Work order: Copy every entry below exactly as it appears, leaving out the images.

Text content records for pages
----------

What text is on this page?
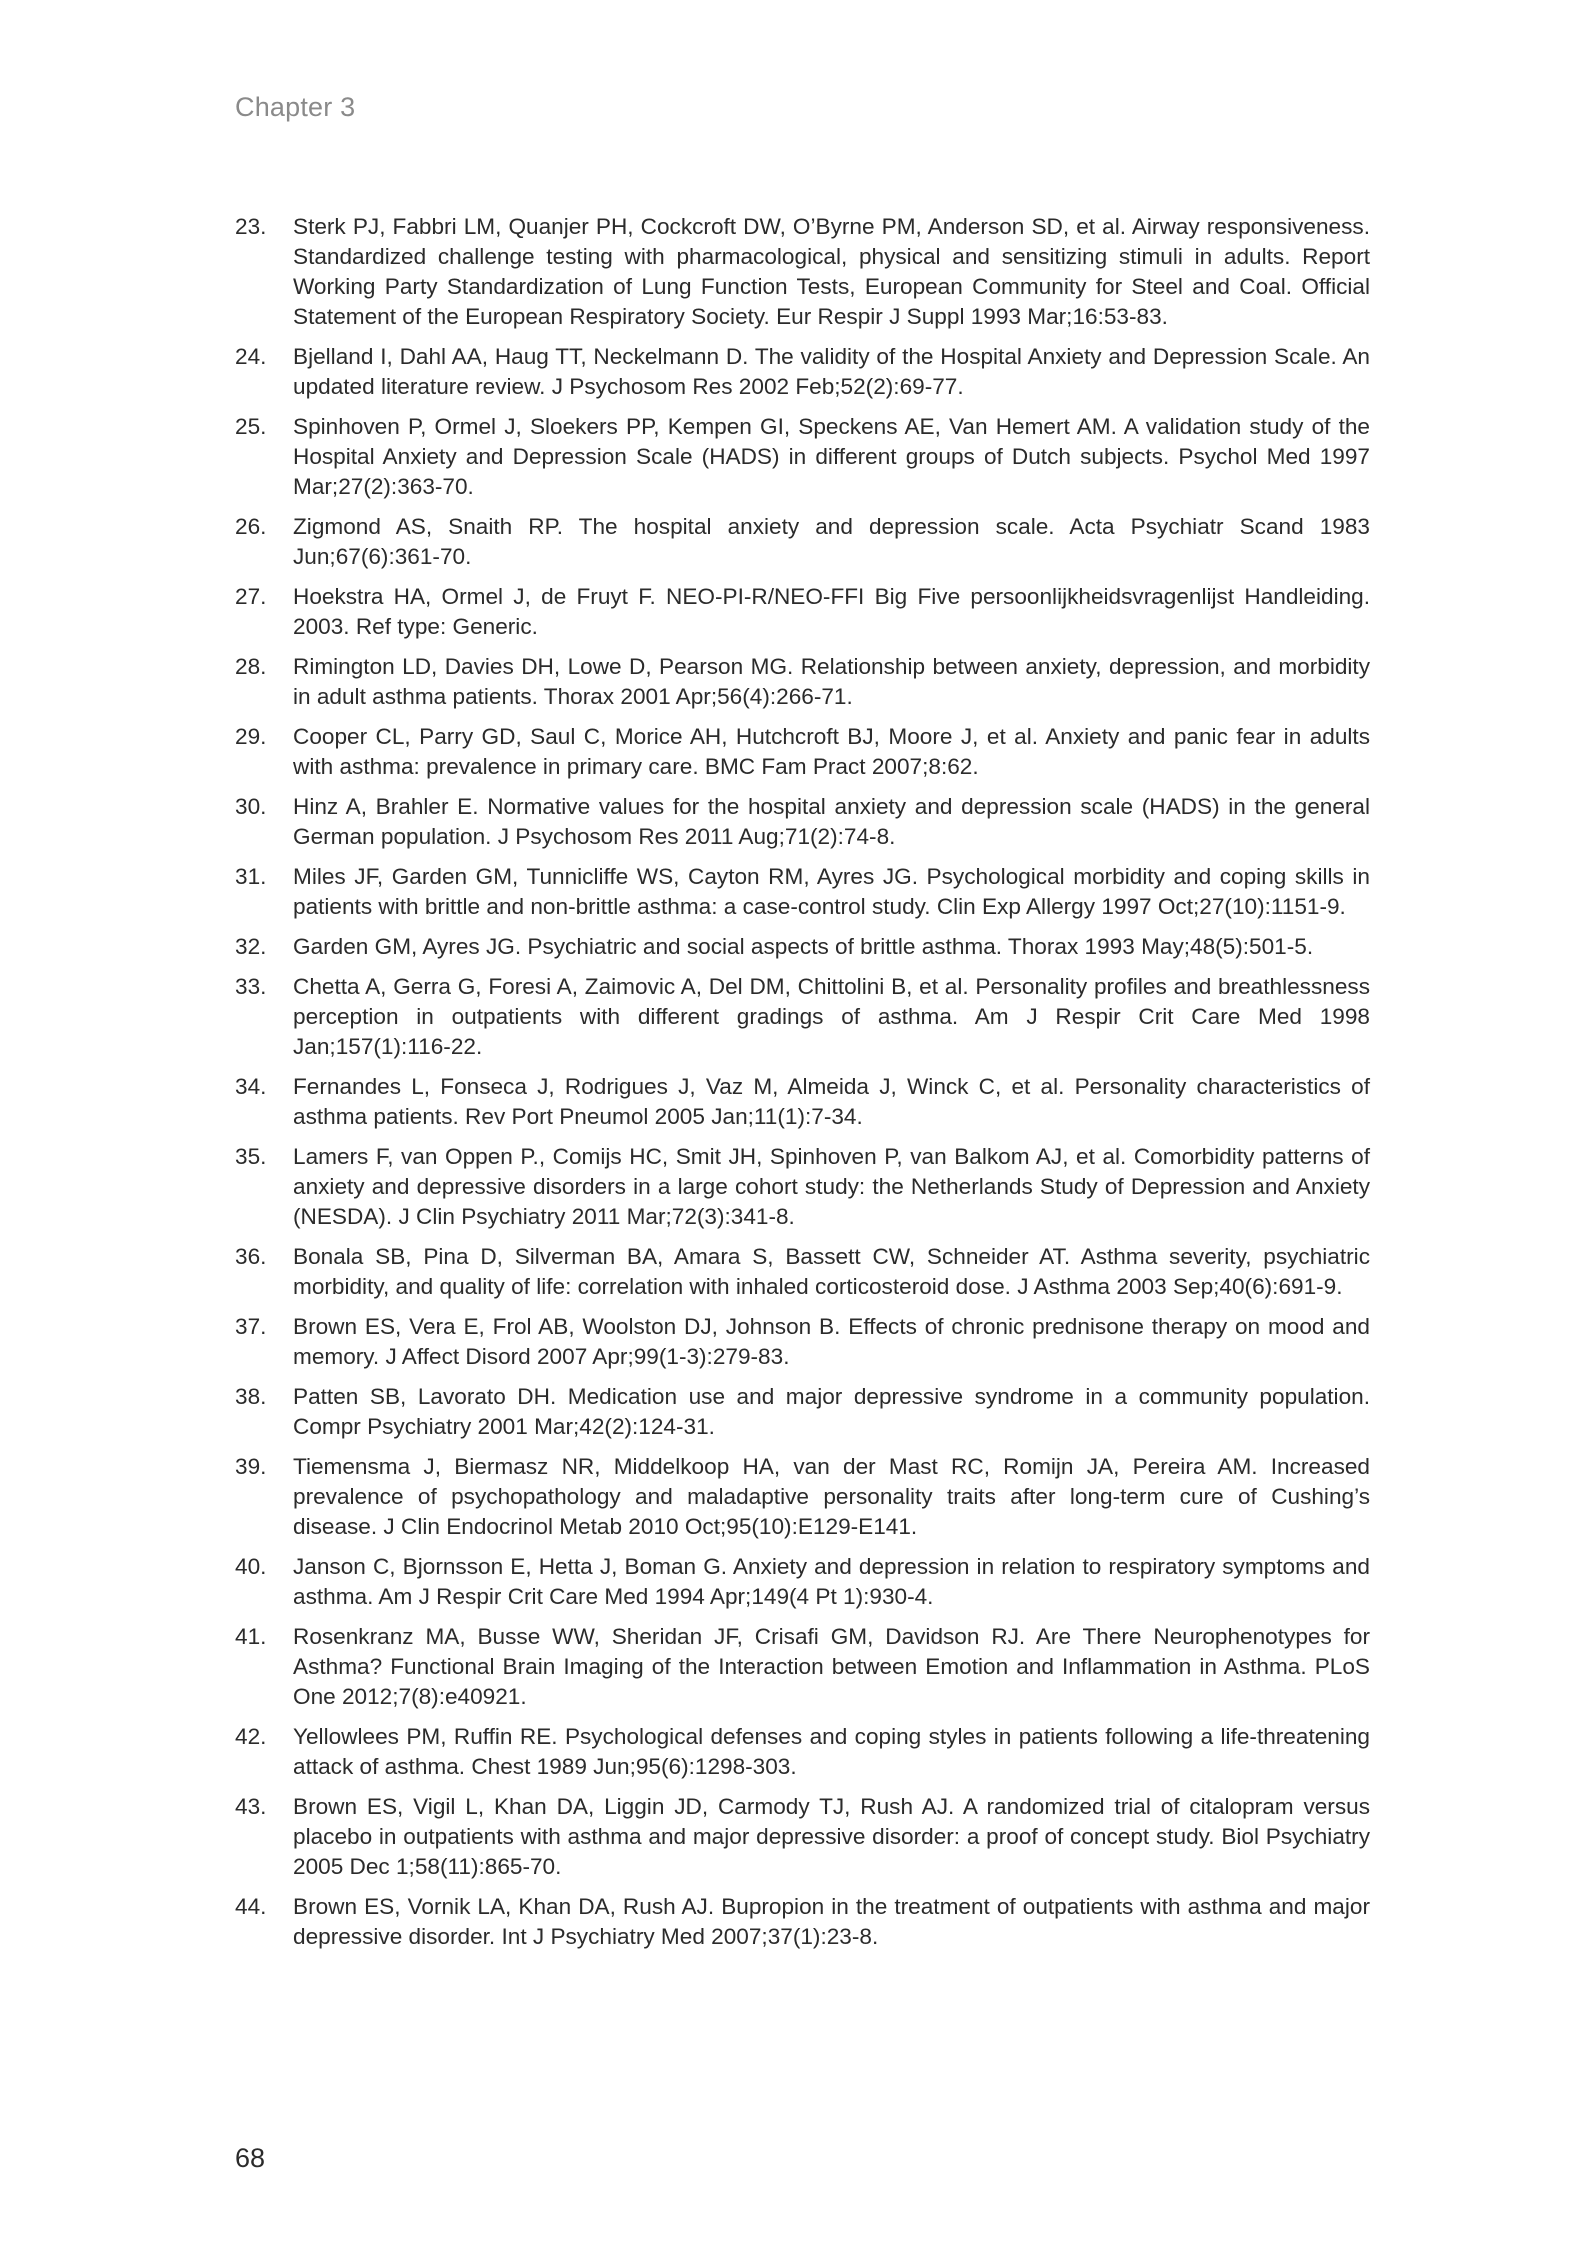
Chapter 3
23.	Sterk PJ, Fabbri LM, Quanjer PH, Cockcroft DW, O’Byrne PM, Anderson SD, et al. Airway responsiveness. Standardized challenge testing with pharmacological, physical and sensitizing stimuli in adults. Report Working Party Standardization of Lung Function Tests, European Community for Steel and Coal. Official Statement of the European Respiratory Society. Eur Respir J Suppl 1993 Mar;16:53-83.
24.	Bjelland I, Dahl AA, Haug TT, Neckelmann D. The validity of the Hospital Anxiety and Depression Scale. An updated literature review. J Psychosom Res 2002 Feb;52(2):69-77.
25.	Spinhoven P, Ormel J, Sloekers PP, Kempen GI, Speckens AE, Van Hemert AM. A validation study of the Hospital Anxiety and Depression Scale (HADS) in different groups of Dutch subjects. Psychol Med 1997 Mar;27(2):363-70.
26.	Zigmond AS, Snaith RP. The hospital anxiety and depression scale. Acta Psychiatr Scand 1983 Jun;67(6):361-70.
27.	Hoekstra HA, Ormel J, de Fruyt F. NEO-PI-R/NEO-FFI Big Five persoonlijkheidsvragenlijst Handleiding. 2003. Ref type: Generic.
28.	Rimington LD, Davies DH, Lowe D, Pearson MG. Relationship between anxiety, depression, and morbidity in adult asthma patients. Thorax 2001 Apr;56(4):266-71.
29.	Cooper CL, Parry GD, Saul C, Morice AH, Hutchcroft BJ, Moore J, et al. Anxiety and panic fear in adults with asthma: prevalence in primary care. BMC Fam Pract 2007;8:62.
30.	Hinz A, Brahler E. Normative values for the hospital anxiety and depression scale (HADS) in the general German population. J Psychosom Res 2011 Aug;71(2):74-8.
31.	Miles JF, Garden GM, Tunnicliffe WS, Cayton RM, Ayres JG. Psychological morbidity and coping skills in patients with brittle and non-brittle asthma: a case-control study. Clin Exp Allergy 1997 Oct;27(10):1151-9.
32.	Garden GM, Ayres JG. Psychiatric and social aspects of brittle asthma. Thorax 1993 May;48(5):501-5.
33.	Chetta A, Gerra G, Foresi A, Zaimovic A, Del DM, Chittolini B, et al. Personality profiles and breathlessness perception in outpatients with different gradings of asthma. Am J Respir Crit Care Med 1998 Jan;157(1):116-22.
34.	Fernandes L, Fonseca J, Rodrigues J, Vaz M, Almeida J, Winck C, et al. Personality characteristics of asthma patients. Rev Port Pneumol 2005 Jan;11(1):7-34.
35.	Lamers F, van Oppen P., Comijs HC, Smit JH, Spinhoven P, van Balkom AJ, et al. Comorbidity patterns of anxiety and depressive disorders in a large cohort study: the Netherlands Study of Depression and Anxiety (NESDA). J Clin Psychiatry 2011 Mar;72(3):341-8.
36.	Bonala SB, Pina D, Silverman BA, Amara S, Bassett CW, Schneider AT. Asthma severity, psychiatric morbidity, and quality of life: correlation with inhaled corticosteroid dose. J Asthma 2003 Sep;40(6):691-9.
37.	Brown ES, Vera E, Frol AB, Woolston DJ, Johnson B. Effects of chronic prednisone therapy on mood and memory. J Affect Disord 2007 Apr;99(1-3):279-83.
38.	Patten SB, Lavorato DH. Medication use and major depressive syndrome in a community population. Compr Psychiatry 2001 Mar;42(2):124-31.
39.	Tiemensma J, Biermasz NR, Middelkoop HA, van der Mast RC, Romijn JA, Pereira AM. Increased prevalence of psychopathology and maladaptive personality traits after long-term cure of Cushing’s disease. J Clin Endocrinol Metab 2010 Oct;95(10):E129-E141.
40.	Janson C, Bjornsson E, Hetta J, Boman G. Anxiety and depression in relation to respiratory symptoms and asthma. Am J Respir Crit Care Med 1994 Apr;149(4 Pt 1):930-4.
41.	Rosenkranz MA, Busse WW, Sheridan JF, Crisafi GM, Davidson RJ. Are There Neurophenotypes for Asthma? Functional Brain Imaging of the Interaction between Emotion and Inflammation in Asthma. PLoS One 2012;7(8):e40921.
42.	Yellowlees PM, Ruffin RE. Psychological defenses and coping styles in patients following a life-threatening attack of asthma. Chest 1989 Jun;95(6):1298-303.
43.	Brown ES, Vigil L, Khan DA, Liggin JD, Carmody TJ, Rush AJ. A randomized trial of citalopram versus placebo in outpatients with asthma and major depressive disorder: a proof of concept study. Biol Psychiatry 2005 Dec 1;58(11):865-70.
44.	Brown ES, Vornik LA, Khan DA, Rush AJ. Bupropion in the treatment of outpatients with asthma and major depressive disorder. Int J Psychiatry Med 2007;37(1):23-8.
68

----------

Your solution:
What text is on this page?
Chapter 3
23.	Sterk PJ, Fabbri LM, Quanjer PH, Cockcroft DW, O’Byrne PM, Anderson SD, et al. Airway responsiveness. Standardized challenge testing with pharmacological, physical and sensitizing stimuli in adults. Report Working Party Standardization of Lung Function Tests, European Community for Steel and Coal. Official Statement of the European Respiratory Society. Eur Respir J Suppl 1993 Mar;16:53-83.
24.	Bjelland I, Dahl AA, Haug TT, Neckelmann D. The validity of the Hospital Anxiety and Depression Scale. An updated literature review. J Psychosom Res 2002 Feb;52(2):69-77.
25.	Spinhoven P, Ormel J, Sloekers PP, Kempen GI, Speckens AE, Van Hemert AM. A validation study of the Hospital Anxiety and Depression Scale (HADS) in different groups of Dutch subjects. Psychol Med 1997 Mar;27(2):363-70.
26.	Zigmond AS, Snaith RP. The hospital anxiety and depression scale. Acta Psychiatr Scand 1983 Jun;67(6):361-70.
27.	Hoekstra HA, Ormel J, de Fruyt F. NEO-PI-R/NEO-FFI Big Five persoonlijkheidsvragenlijst Handleiding. 2003. Ref type: Generic.
28.	Rimington LD, Davies DH, Lowe D, Pearson MG. Relationship between anxiety, depression, and morbidity in adult asthma patients. Thorax 2001 Apr;56(4):266-71.
29.	Cooper CL, Parry GD, Saul C, Morice AH, Hutchcroft BJ, Moore J, et al. Anxiety and panic fear in adults with asthma: prevalence in primary care. BMC Fam Pract 2007;8:62.
30.	Hinz A, Brahler E. Normative values for the hospital anxiety and depression scale (HADS) in the general German population. J Psychosom Res 2011 Aug;71(2):74-8.
31.	Miles JF, Garden GM, Tunnicliffe WS, Cayton RM, Ayres JG. Psychological morbidity and coping skills in patients with brittle and non-brittle asthma: a case-control study. Clin Exp Allergy 1997 Oct;27(10):1151-9.
32.	Garden GM, Ayres JG. Psychiatric and social aspects of brittle asthma. Thorax 1993 May;48(5):501-5.
33.	Chetta A, Gerra G, Foresi A, Zaimovic A, Del DM, Chittolini B, et al. Personality profiles and breathlessness perception in outpatients with different gradings of asthma. Am J Respir Crit Care Med 1998 Jan;157(1):116-22.
34.	Fernandes L, Fonseca J, Rodrigues J, Vaz M, Almeida J, Winck C, et al. Personality characteristics of asthma patients. Rev Port Pneumol 2005 Jan;11(1):7-34.
35.	Lamers F, van Oppen P., Comijs HC, Smit JH, Spinhoven P, van Balkom AJ, et al. Comorbidity patterns of anxiety and depressive disorders in a large cohort study: the Netherlands Study of Depression and Anxiety (NESDA). J Clin Psychiatry 2011 Mar;72(3):341-8.
36.	Bonala SB, Pina D, Silverman BA, Amara S, Bassett CW, Schneider AT. Asthma severity, psychiatric morbidity, and quality of life: correlation with inhaled corticosteroid dose. J Asthma 2003 Sep;40(6):691-9.
37.	Brown ES, Vera E, Frol AB, Woolston DJ, Johnson B. Effects of chronic prednisone therapy on mood and memory. J Affect Disord 2007 Apr;99(1-3):279-83.
38.	Patten SB, Lavorato DH. Medication use and major depressive syndrome in a community population. Compr Psychiatry 2001 Mar;42(2):124-31.
39.	Tiemensma J, Biermasz NR, Middelkoop HA, van der Mast RC, Romijn JA, Pereira AM. Increased prevalence of psychopathology and maladaptive personality traits after long-term cure of Cushing’s disease. J Clin Endocrinol Metab 2010 Oct;95(10):E129-E141.
40.	Janson C, Bjornsson E, Hetta J, Boman G. Anxiety and depression in relation to respiratory symptoms and asthma. Am J Respir Crit Care Med 1994 Apr;149(4 Pt 1):930-4.
41.	Rosenkranz MA, Busse WW, Sheridan JF, Crisafi GM, Davidson RJ. Are There Neurophenotypes for Asthma? Functional Brain Imaging of the Interaction between Emotion and Inflammation in Asthma. PLoS One 2012;7(8):e40921.
42.	Yellowlees PM, Ruffin RE. Psychological defenses and coping styles in patients following a life-threatening attack of asthma. Chest 1989 Jun;95(6):1298-303.
43.	Brown ES, Vigil L, Khan DA, Liggin JD, Carmody TJ, Rush AJ. A randomized trial of citalopram versus placebo in outpatients with asthma and major depressive disorder: a proof of concept study. Biol Psychiatry 2005 Dec 1;58(11):865-70.
44.	Brown ES, Vornik LA, Khan DA, Rush AJ. Bupropion in the treatment of outpatients with asthma and major depressive disorder. Int J Psychiatry Med 2007;37(1):23-8.
68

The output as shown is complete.